[AVAILABLE DATA]
----------------------------------------
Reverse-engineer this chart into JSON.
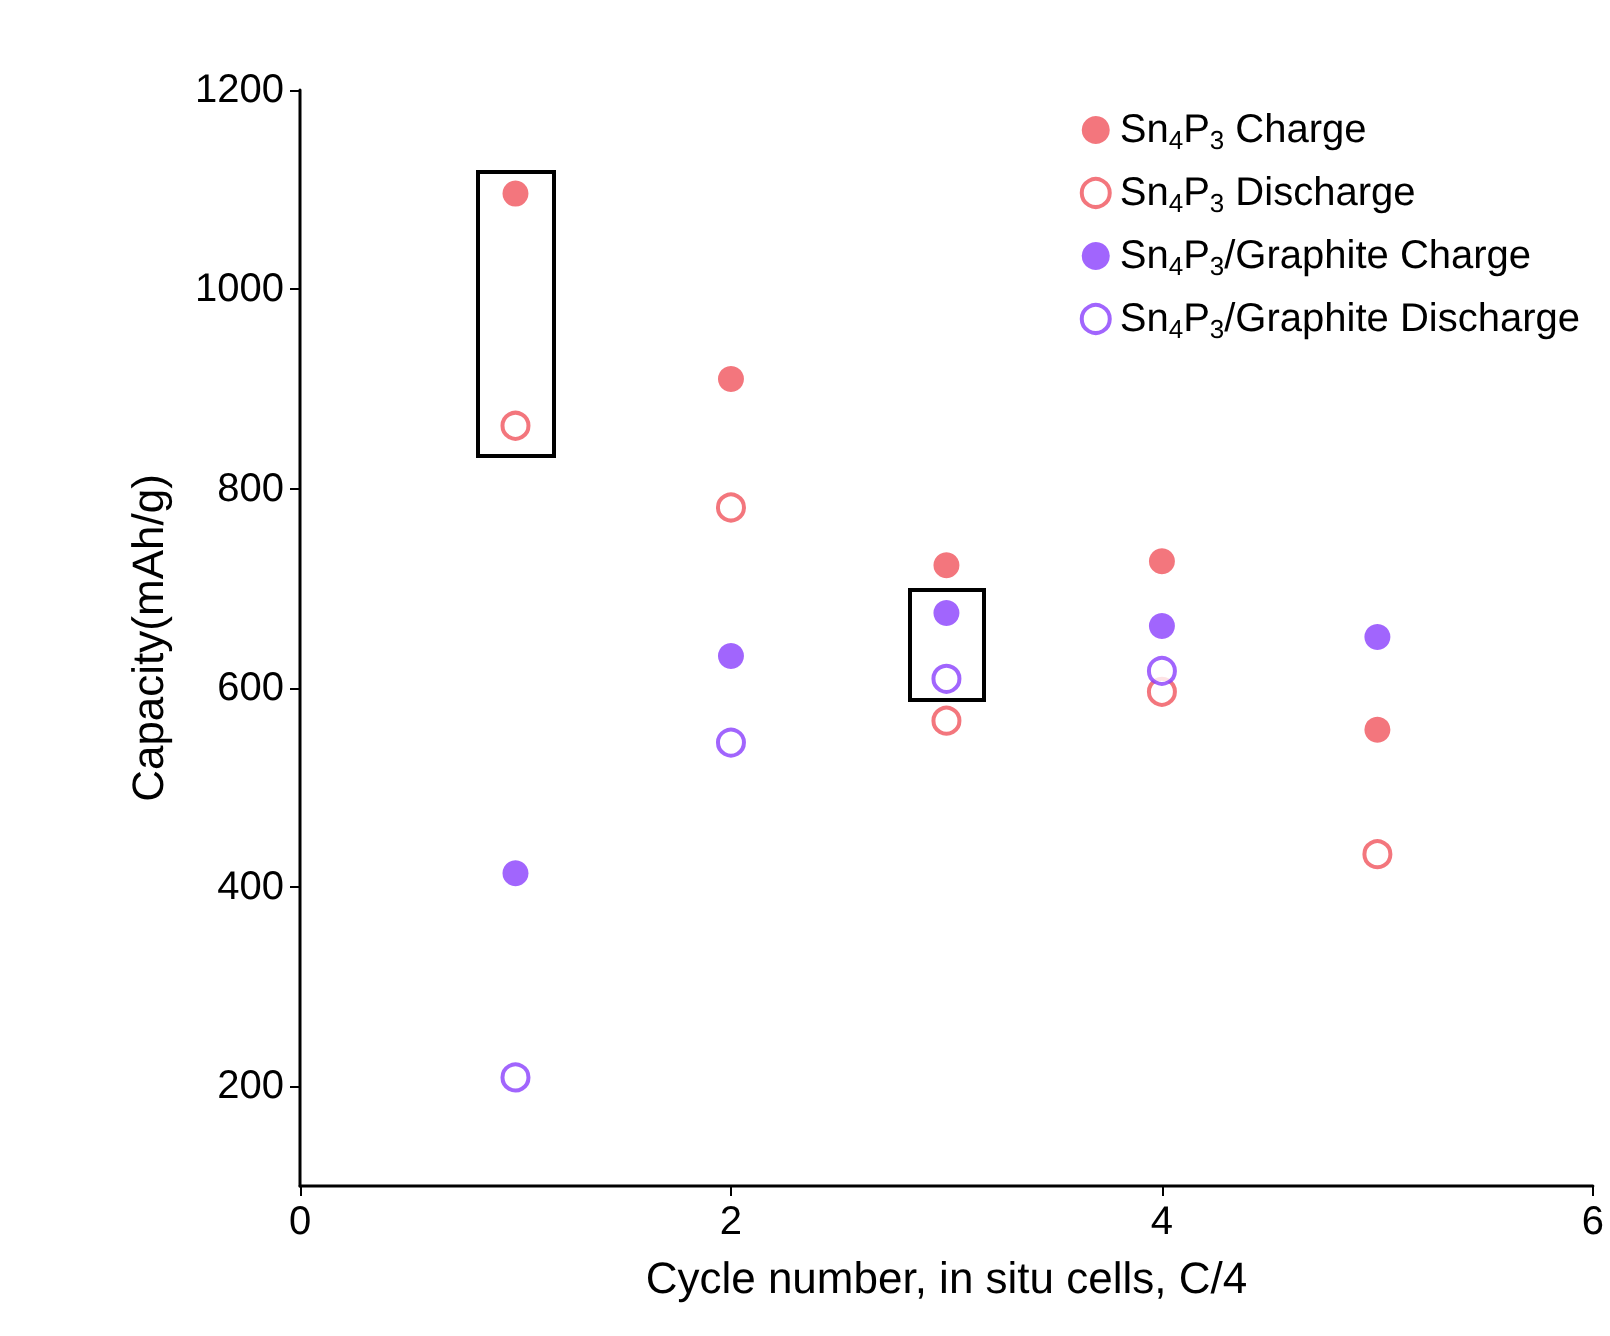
{
  "chart_data": {
    "type": "scatter",
    "xlabel": "Cycle number, in situ cells, C/4",
    "ylabel": "Capacity(mAh/g)",
    "x": [
      1,
      2,
      3,
      4,
      5
    ],
    "xlim": [
      0,
      6
    ],
    "xticks": [
      0,
      2,
      4,
      6
    ],
    "ylim": [
      100,
      1200
    ],
    "yticks": [
      200,
      400,
      600,
      800,
      1000,
      1200
    ],
    "grid": false,
    "legend": "top right",
    "marker": "circle",
    "series": [
      {
        "name": "Sn$_{4}$P$_{3}$ Charge",
        "color": "#f0545c",
        "values": [
          1096,
          910,
          723,
          727,
          558
        ]
      },
      {
        "name": "Sn$_{4}$P$_{3}$ Discharge",
        "color": "#f0545c",
        "marker": "open circle",
        "values": [
          863,
          781,
          567,
          596,
          433
        ]
      },
      {
        "name": "Sn$_{4}$P$_{3}$/Graphite Charge",
        "color": "#8a3ffc",
        "values": [
          414,
          632,
          675,
          662,
          651
        ]
      },
      {
        "name": "Sn$_{4}$P$_{3}$/Graphite Discharge",
        "color": "#8a3ffc",
        "marker": "open circle",
        "values": [
          209,
          545,
          609,
          617,
          null
        ]
      }
    ]
  }
}
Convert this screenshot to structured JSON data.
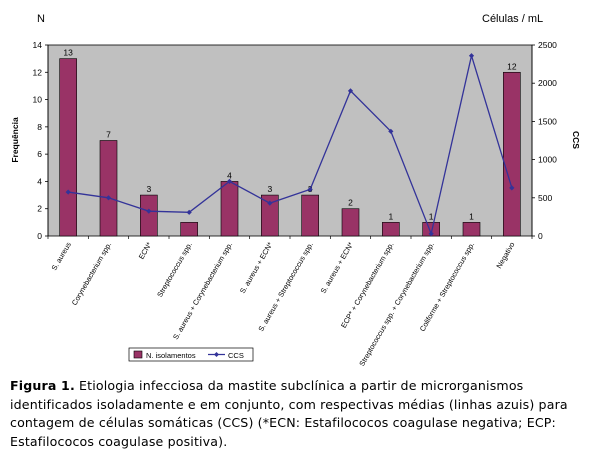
{
  "chart_data": {
    "type": "bar",
    "left_axis_label_top": "N",
    "right_axis_label_top": "Células / mL",
    "ylabel": "Frequência",
    "y2label": "CCS",
    "ylim": [
      0,
      14
    ],
    "y2lim": [
      0,
      2500
    ],
    "yticks": [
      0,
      2,
      4,
      6,
      8,
      10,
      12,
      14
    ],
    "y2ticks": [
      0,
      500,
      1000,
      1500,
      2000,
      2500
    ],
    "grid": false,
    "legend_position": "bottom",
    "categories": [
      "S. aureus",
      "Corynebacterium spp.",
      "ECN*",
      "Streptococcus spp.",
      "S. aureus + Corynebacterium spp.",
      "S. aureus + ECN*",
      "S. aureus + Streptococcus spp.",
      "S. aureus + ECN*",
      "ECP* + Corynebacterium spp.",
      "Streptococcus spp. + Corynebacterium spp.",
      "Coliforme + Streptococcus spp.",
      "Negativo"
    ],
    "series": [
      {
        "name": "N. isolamentos",
        "type": "bar",
        "axis": "left",
        "color": "#993366",
        "values": [
          13,
          7,
          3,
          1,
          4,
          3,
          3,
          2,
          1,
          1,
          1,
          12
        ]
      },
      {
        "name": "CCS",
        "type": "line",
        "axis": "right",
        "color": "#333399",
        "values": [
          575,
          500,
          325,
          310,
          715,
          430,
          610,
          1900,
          1370,
          30,
          2360,
          630
        ]
      }
    ],
    "bar_labels": [
      "13",
      "7",
      "3",
      "",
      "4",
      "3",
      "3",
      "2",
      "1",
      "1",
      "1",
      "12"
    ]
  },
  "caption": {
    "label": "Figura 1.",
    "text": " Etiologia infecciosa da mastite subclínica a partir de microrganismos identificados isoladamente e em conjunto, com respectivas médias (linhas azuis) para contagem de células somáticas (CCS) (*ECN: Estafilococos coagulase negativa; ECP: Estafilococos coagulase positiva)."
  }
}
----------------------------------------
[ASSIGNED TASK]
Output every entry above exactly, minus the pictures.

[ANSWER TO THIS EXERCISE]
Reverse-engineer this chart into JSON.
{
  "chart_data": {
    "type": "scatter",
    "xlabel": "Cycle number, in situ cells, C/4",
    "ylabel": "Capacity(mAh/g)",
    "x": [
      1,
      2,
      3,
      4,
      5
    ],
    "xlim": [
      0,
      6
    ],
    "xticks": [
      0,
      2,
      4,
      6
    ],
    "ylim": [
      100,
      1200
    ],
    "yticks": [
      200,
      400,
      600,
      800,
      1000,
      1200
    ],
    "grid": false,
    "legend": "top right",
    "marker": "circle",
    "series": [
      {
        "name": "Sn$_{4}$P$_{3}$ Charge",
        "color": "#f0545c",
        "values": [
          1096,
          910,
          723,
          727,
          558
        ]
      },
      {
        "name": "Sn$_{4}$P$_{3}$ Discharge",
        "color": "#f0545c",
        "marker": "open circle",
        "values": [
          863,
          781,
          567,
          596,
          433
        ]
      },
      {
        "name": "Sn$_{4}$P$_{3}$/Graphite Charge",
        "color": "#8a3ffc",
        "values": [
          414,
          632,
          675,
          662,
          651
        ]
      },
      {
        "name": "Sn$_{4}$P$_{3}$/Graphite Discharge",
        "color": "#8a3ffc",
        "marker": "open circle",
        "values": [
          209,
          545,
          609,
          617,
          null
        ]
      }
    ]
  }
}
Convert this screenshot to structured JSON data.
{
  "chart_data": {
    "type": "bar",
    "left_axis_label_top": "N",
    "right_axis_label_top": "Células / mL",
    "ylabel": "Frequência",
    "y2label": "CCS",
    "ylim": [
      0,
      14
    ],
    "y2lim": [
      0,
      2500
    ],
    "yticks": [
      0,
      2,
      4,
      6,
      8,
      10,
      12,
      14
    ],
    "y2ticks": [
      0,
      500,
      1000,
      1500,
      2000,
      2500
    ],
    "grid": false,
    "legend_position": "bottom",
    "categories": [
      "S. aureus",
      "Corynebacterium spp.",
      "ECN*",
      "Streptococcus spp.",
      "S. aureus + Corynebacterium spp.",
      "S. aureus + ECN*",
      "S. aureus + Streptococcus spp.",
      "S. aureus + ECN*",
      "ECP* + Corynebacterium spp.",
      "Streptococcus spp. + Corynebacterium spp.",
      "Coliforme + Streptococcus spp.",
      "Negativo"
    ],
    "series": [
      {
        "name": "N. isolamentos",
        "type": "bar",
        "axis": "left",
        "color": "#993366",
        "values": [
          13,
          7,
          3,
          1,
          4,
          3,
          3,
          2,
          1,
          1,
          1,
          12
        ]
      },
      {
        "name": "CCS",
        "type": "line",
        "axis": "right",
        "color": "#333399",
        "values": [
          575,
          500,
          325,
          310,
          715,
          430,
          610,
          1900,
          1370,
          30,
          2360,
          630
        ]
      }
    ],
    "bar_labels": [
      "13",
      "7",
      "3",
      "",
      "4",
      "3",
      "3",
      "2",
      "1",
      "1",
      "1",
      "12"
    ]
  },
  "caption": {
    "label": "Figura 1.",
    "text": " Etiologia infecciosa da mastite subclínica a partir de microrganismos identificados isoladamente e em conjunto, com respectivas médias (linhas azuis) para contagem de células somáticas (CCS) (*ECN: Estafilococos coagulase negativa; ECP: Estafilococos coagulase positiva)."
  }
}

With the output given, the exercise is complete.